INFORMATION GIVEN:

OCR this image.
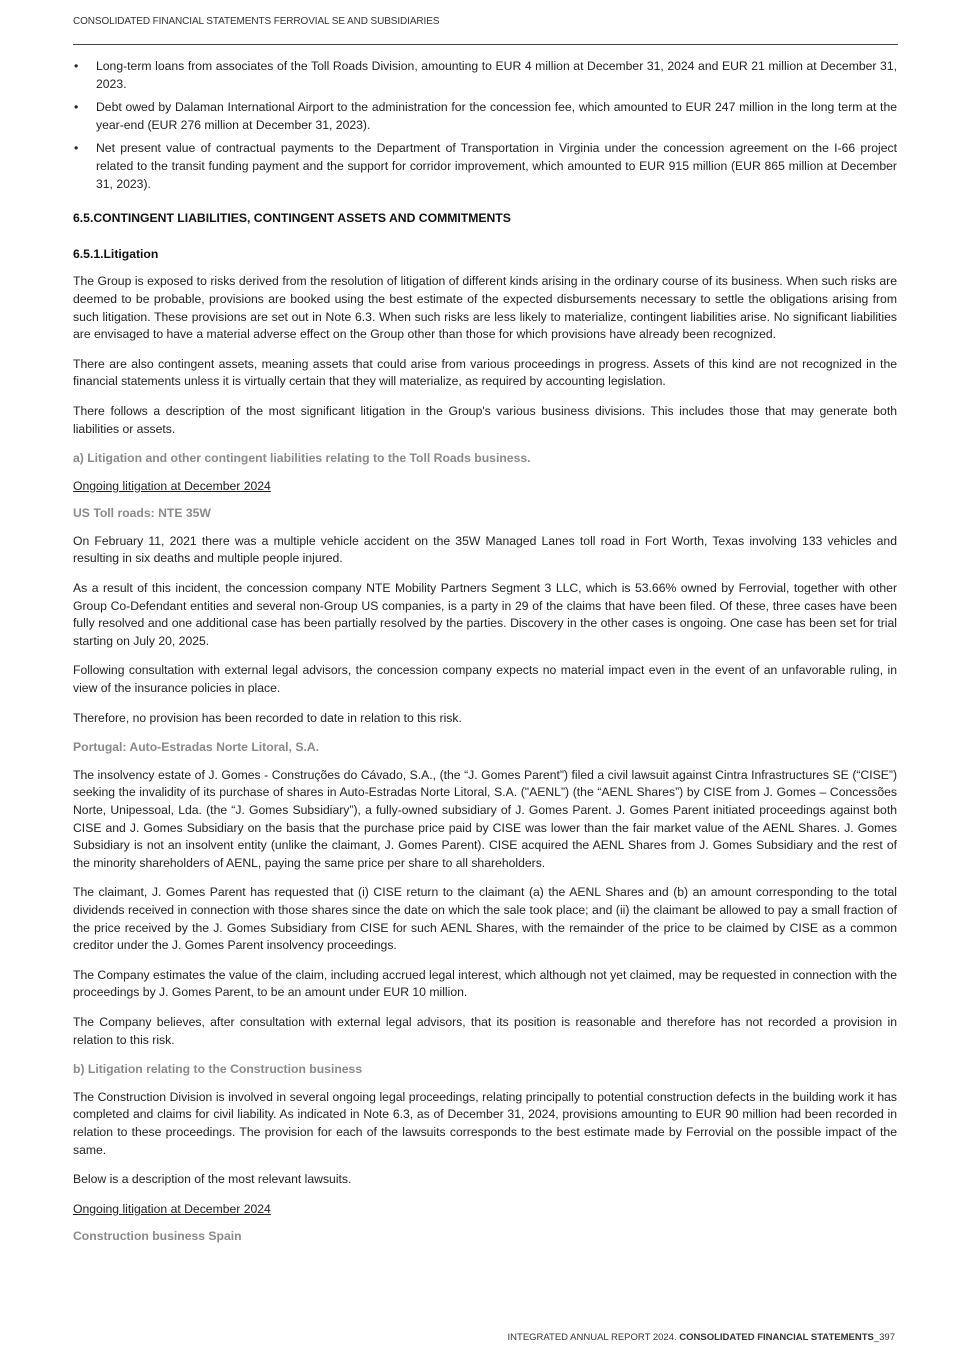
CONSOLIDATED FINANCIAL STATEMENTS FERROVIAL SE AND SUBSIDIARIES
• Long-term loans from associates of the Toll Roads Division, amounting to EUR 4 million at December 31, 2024 and EUR 21 million at December 31, 2023.
• Debt owed by Dalaman International Airport to the administration for the concession fee, which amounted to EUR 247 million in the long term at the year-end (EUR 276 million at December 31, 2023).
• Net present value of contractual payments to the Department of Transportation in Virginia under the concession agreement on the I-66 project related to the transit funding payment and the support for corridor improvement, which amounted to EUR 915 million (EUR 865 million at December 31, 2023).
6.5.CONTINGENT LIABILITIES, CONTINGENT ASSETS AND COMMITMENTS
6.5.1.Litigation

The Group is exposed to risks derived from the resolution of litigation of different kinds arising in the ordinary course of its business. When such risks are deemed to be probable, provisions are booked using the best estimate of the expected disbursements necessary to settle the obligations arising from such litigation. These provisions are set out in Note 6.3. When such risks are less likely to materialize, contingent liabilities arise. No significant liabilities are envisaged to have a material adverse effect on the Group other than those for which provisions have already been recognized.

There are also contingent assets, meaning assets that could arise from various proceedings in progress. Assets of this kind are not recognized in the financial statements unless it is virtually certain that they will materialize, as required by accounting legislation.

There follows a description of the most significant litigation in the Group's various business divisions. This includes those that may generate both liabilities or assets.

a) Litigation and other contingent liabilities relating to the Toll Roads business.
Ongoing litigation at December 2024
US Toll roads: NTE 35W

On February 11, 2021 there was a multiple vehicle accident on the 35W Managed Lanes toll road in Fort Worth, Texas involving 133 vehicles and resulting in six deaths and multiple people injured.

As a result of this incident, the concession company NTE Mobility Partners Segment 3 LLC, which is 53.66% owned by Ferrovial, together with other Group Co-Defendant entities and several non-Group US companies, is a party in 29 of the claims that have been filed. Of these, three cases have been fully resolved and one additional case has been partially resolved by the parties. Discovery in the other cases is ongoing. One case has been set for trial starting on July 20, 2025.

Following consultation with external legal advisors, the concession company expects no material impact even in the event of an unfavorable ruling, in view of the insurance policies in place.

Therefore, no provision has been recorded to date in relation to this risk.

Portugal: Auto-Estradas Norte Litoral, S.A.

The insolvency estate of J. Gomes - Construções do Cávado, S.A., (the “J. Gomes Parent”) filed a civil lawsuit against Cintra Infrastructures SE (“CISE”) seeking the invalidity of its purchase of shares in Auto-Estradas Norte Litoral, S.A. ("AENL”) (the “AENL Shares”) by CISE from J. Gomes – Concessões Norte, Unipessoal, Lda. (the “J. Gomes Subsidiary”), a fully-owned subsidiary of J. Gomes Parent. J. Gomes Parent initiated proceedings against both CISE and J. Gomes Subsidiary on the basis that the purchase price paid by CISE was lower than the fair market value of the AENL Shares. J. Gomes Subsidiary is not an insolvent entity (unlike the claimant, J. Gomes Parent). CISE acquired the AENL Shares from J. Gomes Subsidiary and the rest of the minority shareholders of AENL, paying the same price per share to all shareholders.

The claimant, J. Gomes Parent has requested that (i) CISE return to the claimant (a) the AENL Shares and (b) an amount corresponding to the total dividends received in connection with those shares since the date on which the sale took place; and (ii) the claimant be allowed to pay a small fraction of the price received by the J. Gomes Subsidiary from CISE for such AENL Shares, with the remainder of the price to be claimed by CISE as a common creditor under the J. Gomes Parent insolvency proceedings.

The Company estimates the value of the claim, including accrued legal interest, which although not yet claimed, may be requested in connection with the proceedings by J. Gomes Parent, to be an amount under EUR 10 million.

The Company believes, after consultation with external legal advisors, that its position is reasonable and therefore has not recorded a provision in relation to this risk.

b) Litigation relating to the Construction business

The Construction Division is involved in several ongoing legal proceedings, relating principally to potential construction defects in the building work it has completed and claims for civil liability. As indicated in Note 6.3, as of December 31, 2024, provisions amounting to EUR 90 million had been recorded in relation to these proceedings. The provision for each of the lawsuits corresponds to the best estimate made by Ferrovial on the possible impact of the same.

Below is a description of the most relevant lawsuits.

Ongoing litigation at December 2024
Construction business Spain
INTEGRATED ANNUAL REPORT 2024. CONSOLIDATED FINANCIAL STATEMENTS_397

WHAT IS REQUIRED:
In the listing above, how many lines hold the word "most"? Give the number and nothing more.

EXERCISE OUTPUT:
2